**WHAT THE EXERCISE ASKS:** Identify every line in the records below that contains the word "Makers", and reproduce each one.
>> begin TASK INPUTS
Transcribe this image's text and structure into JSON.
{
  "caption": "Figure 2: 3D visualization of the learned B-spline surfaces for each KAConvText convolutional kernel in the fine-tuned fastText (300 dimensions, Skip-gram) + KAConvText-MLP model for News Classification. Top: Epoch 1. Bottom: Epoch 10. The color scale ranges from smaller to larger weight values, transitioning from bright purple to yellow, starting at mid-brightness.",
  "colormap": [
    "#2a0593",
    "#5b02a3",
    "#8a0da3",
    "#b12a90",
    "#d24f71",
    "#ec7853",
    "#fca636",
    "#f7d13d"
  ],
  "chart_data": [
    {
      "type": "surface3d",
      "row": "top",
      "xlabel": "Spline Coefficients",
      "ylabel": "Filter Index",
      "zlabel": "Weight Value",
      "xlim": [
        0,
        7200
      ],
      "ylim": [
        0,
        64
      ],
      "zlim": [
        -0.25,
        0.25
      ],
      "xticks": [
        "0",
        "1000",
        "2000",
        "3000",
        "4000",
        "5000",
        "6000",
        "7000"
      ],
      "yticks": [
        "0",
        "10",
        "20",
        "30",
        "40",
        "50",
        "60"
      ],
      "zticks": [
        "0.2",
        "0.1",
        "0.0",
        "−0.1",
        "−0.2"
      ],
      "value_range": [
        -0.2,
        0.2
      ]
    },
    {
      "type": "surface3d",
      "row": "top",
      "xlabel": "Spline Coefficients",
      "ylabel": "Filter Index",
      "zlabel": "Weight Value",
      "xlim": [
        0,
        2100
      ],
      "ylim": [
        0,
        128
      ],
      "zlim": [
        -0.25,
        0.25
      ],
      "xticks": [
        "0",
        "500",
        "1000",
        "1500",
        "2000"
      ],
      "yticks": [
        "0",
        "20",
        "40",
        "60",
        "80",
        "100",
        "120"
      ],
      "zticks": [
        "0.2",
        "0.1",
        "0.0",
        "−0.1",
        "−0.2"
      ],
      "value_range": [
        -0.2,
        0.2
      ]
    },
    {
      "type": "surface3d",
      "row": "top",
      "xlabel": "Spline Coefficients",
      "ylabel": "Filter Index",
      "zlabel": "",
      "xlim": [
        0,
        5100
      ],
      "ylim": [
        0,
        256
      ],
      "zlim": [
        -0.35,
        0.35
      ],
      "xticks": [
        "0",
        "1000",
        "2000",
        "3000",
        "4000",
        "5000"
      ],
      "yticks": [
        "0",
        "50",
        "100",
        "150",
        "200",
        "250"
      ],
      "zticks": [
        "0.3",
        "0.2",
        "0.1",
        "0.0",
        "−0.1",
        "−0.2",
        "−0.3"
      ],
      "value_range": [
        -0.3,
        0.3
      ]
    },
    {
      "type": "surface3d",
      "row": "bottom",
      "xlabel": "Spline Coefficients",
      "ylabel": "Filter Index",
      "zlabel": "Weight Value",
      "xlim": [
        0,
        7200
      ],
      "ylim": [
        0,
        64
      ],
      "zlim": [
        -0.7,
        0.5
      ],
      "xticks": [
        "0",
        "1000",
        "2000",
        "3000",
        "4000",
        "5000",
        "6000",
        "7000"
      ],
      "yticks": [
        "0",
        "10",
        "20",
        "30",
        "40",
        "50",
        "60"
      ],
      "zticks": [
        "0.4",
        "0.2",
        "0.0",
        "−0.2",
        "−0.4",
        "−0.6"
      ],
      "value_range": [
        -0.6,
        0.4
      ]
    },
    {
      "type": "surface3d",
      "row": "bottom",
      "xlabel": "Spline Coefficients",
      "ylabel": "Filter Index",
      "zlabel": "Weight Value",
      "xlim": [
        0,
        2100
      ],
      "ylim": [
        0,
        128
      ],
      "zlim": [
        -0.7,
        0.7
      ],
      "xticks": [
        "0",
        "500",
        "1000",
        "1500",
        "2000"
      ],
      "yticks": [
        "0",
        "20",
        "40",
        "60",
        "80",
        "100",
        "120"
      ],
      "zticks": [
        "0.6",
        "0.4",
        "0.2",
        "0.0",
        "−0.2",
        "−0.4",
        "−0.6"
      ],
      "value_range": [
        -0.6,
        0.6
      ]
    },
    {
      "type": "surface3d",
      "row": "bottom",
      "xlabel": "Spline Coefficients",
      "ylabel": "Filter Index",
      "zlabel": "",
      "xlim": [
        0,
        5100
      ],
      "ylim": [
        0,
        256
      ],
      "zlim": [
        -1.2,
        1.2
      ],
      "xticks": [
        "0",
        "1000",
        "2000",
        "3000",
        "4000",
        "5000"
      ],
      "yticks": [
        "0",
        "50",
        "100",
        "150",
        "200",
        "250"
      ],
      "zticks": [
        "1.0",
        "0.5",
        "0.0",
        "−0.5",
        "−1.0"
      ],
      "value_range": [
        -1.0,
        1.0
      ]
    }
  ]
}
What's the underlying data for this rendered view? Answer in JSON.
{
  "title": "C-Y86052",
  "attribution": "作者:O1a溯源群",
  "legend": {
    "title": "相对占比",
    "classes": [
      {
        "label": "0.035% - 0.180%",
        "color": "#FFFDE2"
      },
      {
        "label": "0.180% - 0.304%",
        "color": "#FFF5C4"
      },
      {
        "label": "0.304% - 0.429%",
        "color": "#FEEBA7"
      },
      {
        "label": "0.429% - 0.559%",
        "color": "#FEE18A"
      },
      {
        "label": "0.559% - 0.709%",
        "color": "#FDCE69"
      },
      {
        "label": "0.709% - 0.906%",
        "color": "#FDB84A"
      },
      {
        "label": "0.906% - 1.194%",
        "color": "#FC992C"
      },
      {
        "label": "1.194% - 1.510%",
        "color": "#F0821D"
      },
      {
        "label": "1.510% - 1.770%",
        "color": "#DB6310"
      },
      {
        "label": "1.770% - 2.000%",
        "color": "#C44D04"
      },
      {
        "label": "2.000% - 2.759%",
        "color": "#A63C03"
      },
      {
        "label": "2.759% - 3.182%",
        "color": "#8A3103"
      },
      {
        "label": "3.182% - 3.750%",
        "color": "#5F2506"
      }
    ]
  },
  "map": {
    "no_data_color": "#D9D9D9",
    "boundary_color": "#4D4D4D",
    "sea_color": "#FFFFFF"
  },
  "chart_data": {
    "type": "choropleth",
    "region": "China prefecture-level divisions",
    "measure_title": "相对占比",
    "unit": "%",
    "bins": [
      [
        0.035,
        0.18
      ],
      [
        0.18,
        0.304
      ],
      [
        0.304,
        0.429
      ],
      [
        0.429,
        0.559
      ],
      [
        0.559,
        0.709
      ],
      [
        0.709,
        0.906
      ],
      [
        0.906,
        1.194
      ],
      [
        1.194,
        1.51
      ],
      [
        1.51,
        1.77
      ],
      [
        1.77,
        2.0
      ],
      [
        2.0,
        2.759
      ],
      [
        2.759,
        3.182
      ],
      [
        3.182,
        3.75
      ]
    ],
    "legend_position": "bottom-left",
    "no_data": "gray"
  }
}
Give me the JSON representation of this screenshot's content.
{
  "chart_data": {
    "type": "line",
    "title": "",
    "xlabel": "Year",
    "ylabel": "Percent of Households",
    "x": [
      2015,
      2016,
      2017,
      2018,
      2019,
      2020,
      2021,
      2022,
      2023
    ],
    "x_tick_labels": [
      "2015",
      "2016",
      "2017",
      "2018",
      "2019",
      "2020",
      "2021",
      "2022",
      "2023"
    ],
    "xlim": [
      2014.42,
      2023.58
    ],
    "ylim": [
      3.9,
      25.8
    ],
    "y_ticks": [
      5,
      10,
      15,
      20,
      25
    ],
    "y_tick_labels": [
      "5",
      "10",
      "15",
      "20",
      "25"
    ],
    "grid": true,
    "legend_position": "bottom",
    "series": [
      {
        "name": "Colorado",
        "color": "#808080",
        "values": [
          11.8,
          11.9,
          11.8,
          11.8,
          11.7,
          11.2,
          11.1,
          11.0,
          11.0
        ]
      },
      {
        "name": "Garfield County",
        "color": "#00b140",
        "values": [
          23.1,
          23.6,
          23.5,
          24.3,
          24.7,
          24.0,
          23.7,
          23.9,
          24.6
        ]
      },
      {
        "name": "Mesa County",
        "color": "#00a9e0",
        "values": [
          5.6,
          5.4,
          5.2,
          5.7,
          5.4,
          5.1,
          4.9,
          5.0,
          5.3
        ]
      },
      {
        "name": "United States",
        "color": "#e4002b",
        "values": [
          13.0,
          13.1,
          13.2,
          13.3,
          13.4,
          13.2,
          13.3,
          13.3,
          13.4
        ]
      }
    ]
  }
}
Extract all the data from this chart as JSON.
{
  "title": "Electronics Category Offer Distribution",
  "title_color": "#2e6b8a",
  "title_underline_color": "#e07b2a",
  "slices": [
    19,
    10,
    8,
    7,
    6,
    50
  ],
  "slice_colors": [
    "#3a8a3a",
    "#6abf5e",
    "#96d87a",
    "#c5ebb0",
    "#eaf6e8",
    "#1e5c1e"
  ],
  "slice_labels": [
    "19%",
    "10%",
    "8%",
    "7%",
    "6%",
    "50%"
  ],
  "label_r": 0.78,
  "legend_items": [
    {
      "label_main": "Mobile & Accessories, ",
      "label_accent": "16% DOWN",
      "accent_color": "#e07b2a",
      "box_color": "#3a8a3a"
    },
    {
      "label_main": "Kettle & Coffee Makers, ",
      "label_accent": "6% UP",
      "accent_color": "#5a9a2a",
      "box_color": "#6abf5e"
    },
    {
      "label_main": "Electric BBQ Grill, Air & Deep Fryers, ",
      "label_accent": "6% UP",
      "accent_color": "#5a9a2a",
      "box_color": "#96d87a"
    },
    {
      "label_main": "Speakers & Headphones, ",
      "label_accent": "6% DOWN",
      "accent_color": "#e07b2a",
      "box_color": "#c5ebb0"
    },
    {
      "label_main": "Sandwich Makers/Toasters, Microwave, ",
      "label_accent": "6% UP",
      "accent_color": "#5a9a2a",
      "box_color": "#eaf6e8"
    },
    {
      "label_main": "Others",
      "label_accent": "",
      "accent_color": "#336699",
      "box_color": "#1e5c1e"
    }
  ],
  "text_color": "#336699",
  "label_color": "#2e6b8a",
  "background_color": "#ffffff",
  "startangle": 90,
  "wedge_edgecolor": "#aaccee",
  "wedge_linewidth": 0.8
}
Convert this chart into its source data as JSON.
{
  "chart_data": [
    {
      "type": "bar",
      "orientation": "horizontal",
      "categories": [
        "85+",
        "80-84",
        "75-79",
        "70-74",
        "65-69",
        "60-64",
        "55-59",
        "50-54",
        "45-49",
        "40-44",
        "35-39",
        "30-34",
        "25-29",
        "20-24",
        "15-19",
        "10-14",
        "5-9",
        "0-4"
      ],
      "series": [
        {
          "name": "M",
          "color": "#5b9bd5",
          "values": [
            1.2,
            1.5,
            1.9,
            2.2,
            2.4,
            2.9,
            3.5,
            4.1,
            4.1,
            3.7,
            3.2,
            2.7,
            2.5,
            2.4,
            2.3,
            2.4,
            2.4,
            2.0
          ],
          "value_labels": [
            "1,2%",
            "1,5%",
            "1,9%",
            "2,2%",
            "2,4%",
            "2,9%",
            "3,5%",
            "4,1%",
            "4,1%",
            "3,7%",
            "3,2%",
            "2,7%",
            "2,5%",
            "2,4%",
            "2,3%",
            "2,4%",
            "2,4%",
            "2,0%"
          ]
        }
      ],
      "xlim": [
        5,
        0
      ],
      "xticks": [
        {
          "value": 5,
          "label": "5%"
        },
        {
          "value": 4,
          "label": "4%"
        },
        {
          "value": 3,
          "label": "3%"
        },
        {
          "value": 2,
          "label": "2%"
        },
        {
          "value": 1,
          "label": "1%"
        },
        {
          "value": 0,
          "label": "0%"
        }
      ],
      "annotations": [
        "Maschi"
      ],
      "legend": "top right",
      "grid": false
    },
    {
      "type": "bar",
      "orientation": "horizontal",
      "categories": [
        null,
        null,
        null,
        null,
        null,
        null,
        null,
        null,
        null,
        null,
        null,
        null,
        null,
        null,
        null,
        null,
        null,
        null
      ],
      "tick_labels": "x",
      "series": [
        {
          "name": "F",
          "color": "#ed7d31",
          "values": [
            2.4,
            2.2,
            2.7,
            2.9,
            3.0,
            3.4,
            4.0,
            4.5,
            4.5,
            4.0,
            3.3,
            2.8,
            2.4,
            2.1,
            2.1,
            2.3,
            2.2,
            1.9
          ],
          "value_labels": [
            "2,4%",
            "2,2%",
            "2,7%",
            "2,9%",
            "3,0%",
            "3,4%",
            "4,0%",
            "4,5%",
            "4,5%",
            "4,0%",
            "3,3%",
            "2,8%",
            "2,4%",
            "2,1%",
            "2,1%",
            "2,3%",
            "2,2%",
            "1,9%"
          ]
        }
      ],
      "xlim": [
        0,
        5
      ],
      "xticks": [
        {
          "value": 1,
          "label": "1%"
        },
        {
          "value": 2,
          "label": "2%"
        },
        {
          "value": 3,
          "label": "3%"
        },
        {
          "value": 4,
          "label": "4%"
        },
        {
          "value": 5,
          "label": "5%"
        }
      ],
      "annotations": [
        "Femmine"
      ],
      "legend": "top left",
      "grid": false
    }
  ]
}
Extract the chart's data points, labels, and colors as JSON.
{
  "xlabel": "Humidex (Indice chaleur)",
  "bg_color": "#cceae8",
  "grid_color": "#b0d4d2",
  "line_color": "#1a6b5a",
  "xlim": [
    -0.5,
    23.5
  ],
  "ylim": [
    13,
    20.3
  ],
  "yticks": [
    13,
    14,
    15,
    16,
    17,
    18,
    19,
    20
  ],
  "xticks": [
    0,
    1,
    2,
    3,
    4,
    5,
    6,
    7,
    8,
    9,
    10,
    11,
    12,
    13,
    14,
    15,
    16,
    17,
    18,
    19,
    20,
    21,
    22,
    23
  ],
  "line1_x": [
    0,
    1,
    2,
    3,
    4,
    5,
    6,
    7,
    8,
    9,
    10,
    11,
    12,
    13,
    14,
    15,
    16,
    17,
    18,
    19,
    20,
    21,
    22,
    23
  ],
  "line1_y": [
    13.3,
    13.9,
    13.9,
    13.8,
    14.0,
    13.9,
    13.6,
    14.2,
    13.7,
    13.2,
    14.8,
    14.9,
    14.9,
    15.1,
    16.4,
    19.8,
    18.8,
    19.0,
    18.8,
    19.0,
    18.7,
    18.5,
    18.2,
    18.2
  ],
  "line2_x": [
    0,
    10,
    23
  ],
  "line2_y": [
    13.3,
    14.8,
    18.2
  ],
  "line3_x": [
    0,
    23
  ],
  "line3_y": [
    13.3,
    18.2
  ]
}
>> end TASK INPUTS
**ANSWER TO THIS EXERCISE:**
      "label_main": "Kettle & Coffee Makers, ",
      "label_main": "Sandwich Makers/Toasters, Microwave, ",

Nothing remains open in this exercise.